Work to be completed ->
In the passage on the multi-view 3D object classification framework, transcribe everything from "ModelNet40v1 (Balanced and" down to "configuration (12 views)." without altering any wording.

Passage given ->
## Begin
Illustration of the proposed framework. The proposed framework operates in five phases to predict the class of a 3D object: A) It generates _m_ multi-view images from the 3D object. B) Feature maps are extracted from each view. C) These feature maps are converted into feature vectors, and D) importance scores are assigned based on their cosine similarity. The feature vector with the highest importance score, known as the Most Similar View (MSV), is selected as the global descriptor. E) Finally, the global descriptor is utilized to classify the object using a pre-trained classifier.

Architecture:

The architecture of the proposed selective multi-view deep model contains five phases:
(A) Multi-view extraction: from a given 3D object, m multiple views are extracted from different viewpoints and angles.
(B) Feature extraction: each extracted view is fed to a pre-trained CNN to extract the corresponding feature stack of the detected visual features.
(C) Vectorization: the detected m feature stacks are converted to m feature vectors.
(D) View selection: The feature vectors are compared based on their similarity using Cosine Similarity and give a vital score that is normalized later. The more discriminative view is selected as a global descriptor based on them.
(D) Object classification: the global descriptor of the object feeds to a classifier to predict its class.

The architecture of the proposed selective multi-view deep model.

Dataset:

ModelNet is a large-scale 3D dataset provided in 2014 by Wu et al. from Princeton University’s Computer Science Department. ModelNet40 contains manually cleaned 3D objects without color information that belong to 40 class categories. In all of our experiments, and for a fair comparison, we have experimented with two versions of that dataset based on the camera settings from the literature:

ModelNet40v1 (Balanced and aligned dataset): in this version, the same training and testing splits of ModelNet40 as in 3dshapenets, MVCNN, RotationNet, DeepCCFV were experimented. Where for each category, they used the first 80 training objects (or all if there are less than 80) for training, and balanced testing, they used the first 20 testing objects. They used the circular configuration for each object to extract the 12 aligned views. So, they ended up with 3,983 objects in 40 categories consisting of 3,183 training objects (38,196 views) and 800 testing objects (9,600 views).

Circular configuration (12 views).
- ModelNet40v1 Training can be download from here.
- ModelNet40v1 Testing can be download from here.
## End
Supplied information ->
## Begin
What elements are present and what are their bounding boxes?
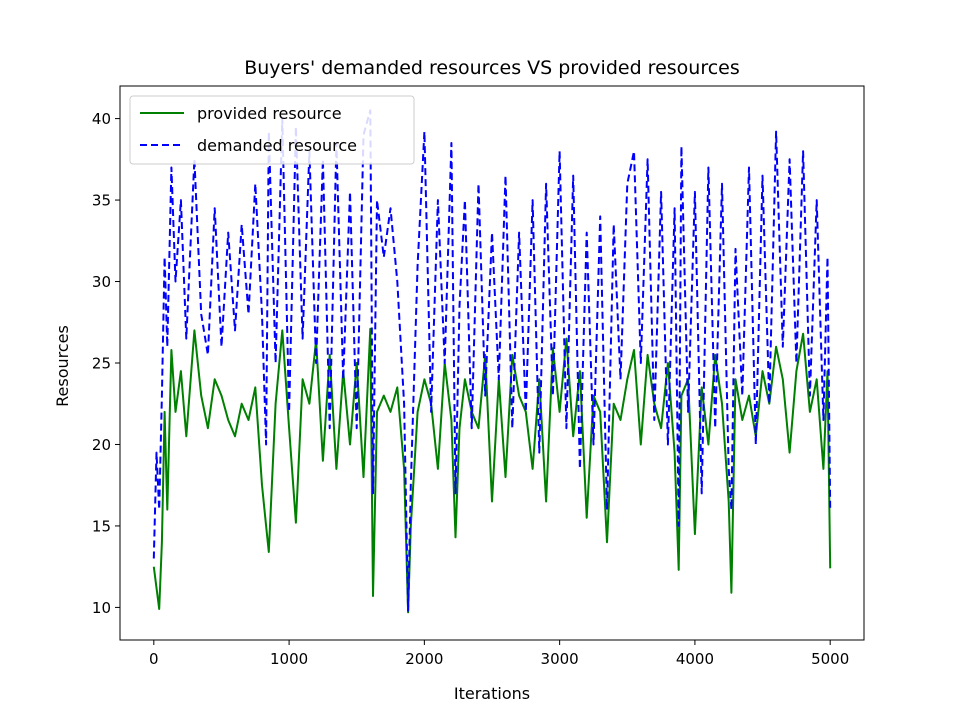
## End
Reply to the exercise ->
ModelNet40v1 (Balanced and aligned dataset): in this version, the same training and testing splits of ModelNet40 as in 3dshapenets, MVCNN, RotationNet, DeepCCFV were experimented. Where for each category, they used the first 80 training objects (or all if there are less than 80) for training, and balanced testing, they used the first 20 testing objects. They used the circular configuration for each object to extract the 12 aligned views. So, they ended up with 3,983 objects in 40 categories consisting of 3,183 training objects (38,196 views) and 800 testing objects (9,600 views).

Circular configuration (12 views).